## Instruction
Retype the full set of records. Keep every character identical.

## Listing
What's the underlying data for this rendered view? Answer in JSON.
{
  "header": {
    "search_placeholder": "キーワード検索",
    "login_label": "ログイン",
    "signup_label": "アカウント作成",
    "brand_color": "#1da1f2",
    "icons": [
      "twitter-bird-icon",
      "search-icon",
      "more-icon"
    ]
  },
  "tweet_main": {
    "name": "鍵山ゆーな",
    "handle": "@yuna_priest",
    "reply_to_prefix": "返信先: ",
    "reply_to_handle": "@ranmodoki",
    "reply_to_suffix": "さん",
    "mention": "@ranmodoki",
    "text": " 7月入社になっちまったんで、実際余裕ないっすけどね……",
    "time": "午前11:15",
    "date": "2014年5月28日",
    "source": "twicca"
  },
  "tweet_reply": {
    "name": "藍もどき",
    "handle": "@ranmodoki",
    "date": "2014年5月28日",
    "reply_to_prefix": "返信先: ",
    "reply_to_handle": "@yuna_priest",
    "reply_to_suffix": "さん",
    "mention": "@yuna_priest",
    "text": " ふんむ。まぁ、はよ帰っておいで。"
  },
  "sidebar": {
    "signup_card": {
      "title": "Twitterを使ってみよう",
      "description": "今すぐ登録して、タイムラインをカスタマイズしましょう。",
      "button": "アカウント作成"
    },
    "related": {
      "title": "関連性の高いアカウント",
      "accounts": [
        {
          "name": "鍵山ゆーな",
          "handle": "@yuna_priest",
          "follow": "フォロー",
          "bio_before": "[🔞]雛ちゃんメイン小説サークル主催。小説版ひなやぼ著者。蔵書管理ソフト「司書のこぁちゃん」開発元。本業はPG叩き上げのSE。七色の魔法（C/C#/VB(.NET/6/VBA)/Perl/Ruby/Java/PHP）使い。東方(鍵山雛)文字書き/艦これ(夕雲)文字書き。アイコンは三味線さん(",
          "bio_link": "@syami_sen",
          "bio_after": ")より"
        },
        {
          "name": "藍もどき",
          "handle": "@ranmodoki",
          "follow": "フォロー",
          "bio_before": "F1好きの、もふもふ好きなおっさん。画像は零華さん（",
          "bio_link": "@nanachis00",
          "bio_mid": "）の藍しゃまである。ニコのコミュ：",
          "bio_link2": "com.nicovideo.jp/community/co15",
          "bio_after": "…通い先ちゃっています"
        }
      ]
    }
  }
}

## Answer
What's the underlying data for this rendered view? Answer in JSON.
{
  "header": {
    "search_placeholder": "キーワード検索",
    "login_label": "ログイン",
    "signup_label": "アカウント作成",
    "brand_color": "#1da1f2",
    "icons": [
      "twitter-bird-icon",
      "search-icon",
      "more-icon"
    ]
  },
  "tweet_main": {
    "name": "鍵山ゆーな",
    "handle": "@yuna_priest",
    "reply_to_prefix": "返信先: ",
    "reply_to_handle": "@ranmodoki",
    "reply_to_suffix": "さん",
    "mention": "@ranmodoki",
    "text": " 7月入社になっちまったんで、実際余裕ないっすけどね……",
    "time": "午前11:15",
    "date": "2014年5月28日",
    "source": "twicca"
  },
  "tweet_reply": {
    "name": "藍もどき",
    "handle": "@ranmodoki",
    "date": "2014年5月28日",
    "reply_to_prefix": "返信先: ",
    "reply_to_handle": "@yuna_priest",
    "reply_to_suffix": "さん",
    "mention": "@yuna_priest",
    "text": " ふんむ。まぁ、はよ帰っておいで。"
  },
  "sidebar": {
    "signup_card": {
      "title": "Twitterを使ってみよう",
      "description": "今すぐ登録して、タイムラインをカスタマイズしましょう。",
      "button": "アカウント作成"
    },
    "related": {
      "title": "関連性の高いアカウント",
      "accounts": [
        {
          "name": "鍵山ゆーな",
          "handle": "@yuna_priest",
          "follow": "フォロー",
          "bio_before": "[🔞]雛ちゃんメイン小説サークル主催。小説版ひなやぼ著者。蔵書管理ソフト「司書のこぁちゃん」開発元。本業はPG叩き上げのSE。七色の魔法（C/C#/VB(.NET/6/VBA)/Perl/Ruby/Java/PHP）使い。東方(鍵山雛)文字書き/艦これ(夕雲)文字書き。アイコンは三味線さん(",
          "bio_link": "@syami_sen",
          "bio_after": ")より"
        },
        {
          "name": "藍もどき",
          "handle": "@ranmodoki",
          "follow": "フォロー",
          "bio_before": "F1好きの、もふもふ好きなおっさん。画像は零華さん（",
          "bio_link": "@nanachis00",
          "bio_mid": "）の藍しゃまである。ニコのコミュ：",
          "bio_link2": "com.nicovideo.jp/community/co15",
          "bio_after": "…通い先ちゃっています"
        }
      ]
    }
  }
}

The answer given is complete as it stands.